Objective: Quote all of the data exactly as given. Skip every picture it contains.

Extracted records:
——

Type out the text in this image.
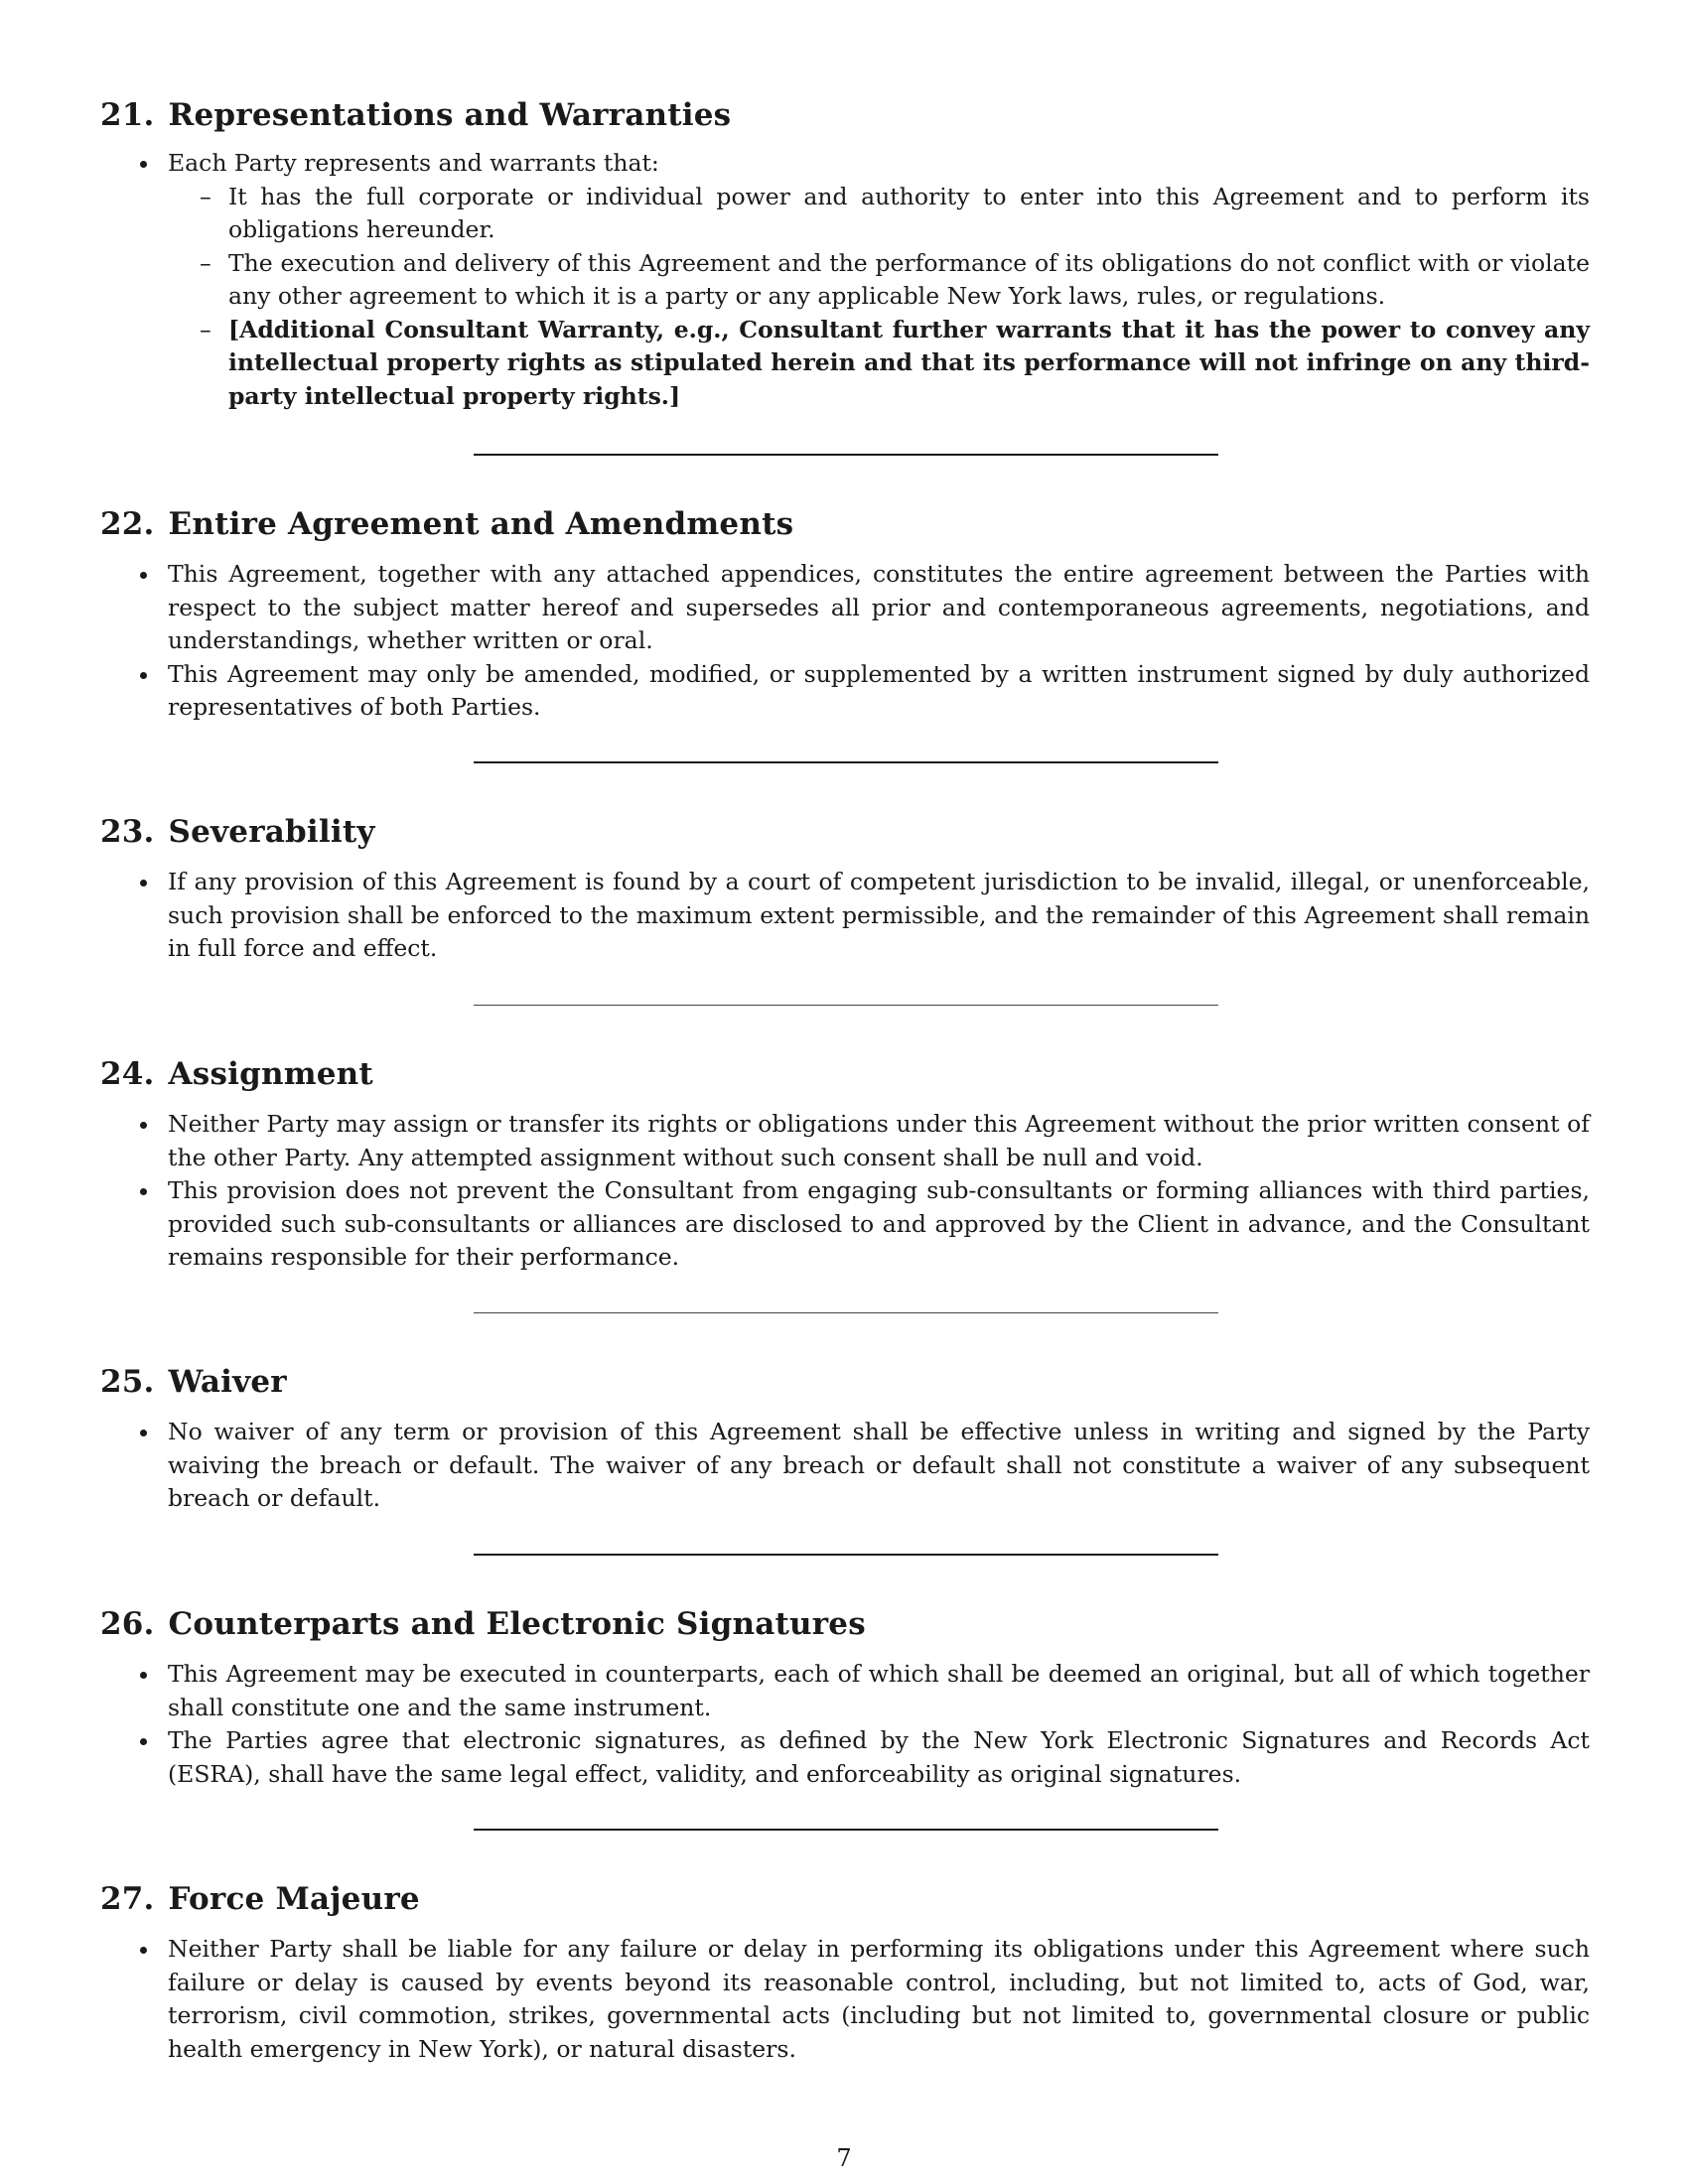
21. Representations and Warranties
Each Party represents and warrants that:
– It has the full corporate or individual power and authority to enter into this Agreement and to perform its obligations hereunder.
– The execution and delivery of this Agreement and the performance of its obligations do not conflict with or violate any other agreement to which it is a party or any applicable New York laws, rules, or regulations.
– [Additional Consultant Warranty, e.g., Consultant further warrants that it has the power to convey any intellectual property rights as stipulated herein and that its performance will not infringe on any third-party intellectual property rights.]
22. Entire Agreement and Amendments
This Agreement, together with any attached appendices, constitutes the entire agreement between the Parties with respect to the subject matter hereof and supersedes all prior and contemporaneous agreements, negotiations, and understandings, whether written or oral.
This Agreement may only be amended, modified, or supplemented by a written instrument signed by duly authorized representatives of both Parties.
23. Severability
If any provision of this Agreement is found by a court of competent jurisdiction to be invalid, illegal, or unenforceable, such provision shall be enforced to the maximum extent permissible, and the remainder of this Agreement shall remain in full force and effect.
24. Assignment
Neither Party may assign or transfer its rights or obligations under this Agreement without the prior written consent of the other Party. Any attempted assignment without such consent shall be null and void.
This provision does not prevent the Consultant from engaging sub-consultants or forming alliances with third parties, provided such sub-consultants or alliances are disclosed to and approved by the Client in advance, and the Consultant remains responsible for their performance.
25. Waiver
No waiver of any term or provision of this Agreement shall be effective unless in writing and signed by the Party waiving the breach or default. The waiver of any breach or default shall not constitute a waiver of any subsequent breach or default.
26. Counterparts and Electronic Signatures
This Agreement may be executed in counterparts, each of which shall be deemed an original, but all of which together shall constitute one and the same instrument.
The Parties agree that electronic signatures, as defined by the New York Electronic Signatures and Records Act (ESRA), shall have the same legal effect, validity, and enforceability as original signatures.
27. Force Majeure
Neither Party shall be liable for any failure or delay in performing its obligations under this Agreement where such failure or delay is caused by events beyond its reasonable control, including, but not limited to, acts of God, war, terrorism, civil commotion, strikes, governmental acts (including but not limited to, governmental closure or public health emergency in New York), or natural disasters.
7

——

Answer for the task:
Type out the text in this image.
21. Representations and Warranties
Each Party represents and warrants that:
– It has the full corporate or individual power and authority to enter into this Agreement and to perform its obligations hereunder.
– The execution and delivery of this Agreement and the performance of its obligations do not conflict with or violate any other agreement to which it is a party or any applicable New York laws, rules, or regulations.
– [Additional Consultant Warranty, e.g., Consultant further warrants that it has the power to convey any intellectual property rights as stipulated herein and that its performance will not infringe on any third-party intellectual property rights.]
22. Entire Agreement and Amendments
This Agreement, together with any attached appendices, constitutes the entire agreement between the Parties with respect to the subject matter hereof and supersedes all prior and contemporaneous agreements, negotiations, and understandings, whether written or oral.
This Agreement may only be amended, modified, or supplemented by a written instrument signed by duly authorized representatives of both Parties.
23. Severability
If any provision of this Agreement is found by a court of competent jurisdiction to be invalid, illegal, or unenforceable, such provision shall be enforced to the maximum extent permissible, and the remainder of this Agreement shall remain in full force and effect.
24. Assignment
Neither Party may assign or transfer its rights or obligations under this Agreement without the prior written consent of the other Party. Any attempted assignment without such consent shall be null and void.
This provision does not prevent the Consultant from engaging sub-consultants or forming alliances with third parties, provided such sub-consultants or alliances are disclosed to and approved by the Client in advance, and the Consultant remains responsible for their performance.
25. Waiver
No waiver of any term or provision of this Agreement shall be effective unless in writing and signed by the Party waiving the breach or default. The waiver of any breach or default shall not constitute a waiver of any subsequent breach or default.
26. Counterparts and Electronic Signatures
This Agreement may be executed in counterparts, each of which shall be deemed an original, but all of which together shall constitute one and the same instrument.
The Parties agree that electronic signatures, as defined by the New York Electronic Signatures and Records Act (ESRA), shall have the same legal effect, validity, and enforceability as original signatures.
27. Force Majeure
Neither Party shall be liable for any failure or delay in performing its obligations under this Agreement where such failure or delay is caused by events beyond its reasonable control, including, but not limited to, acts of God, war, terrorism, civil commotion, strikes, governmental acts (including but not limited to, governmental closure or public health emergency in New York), or natural disasters.
7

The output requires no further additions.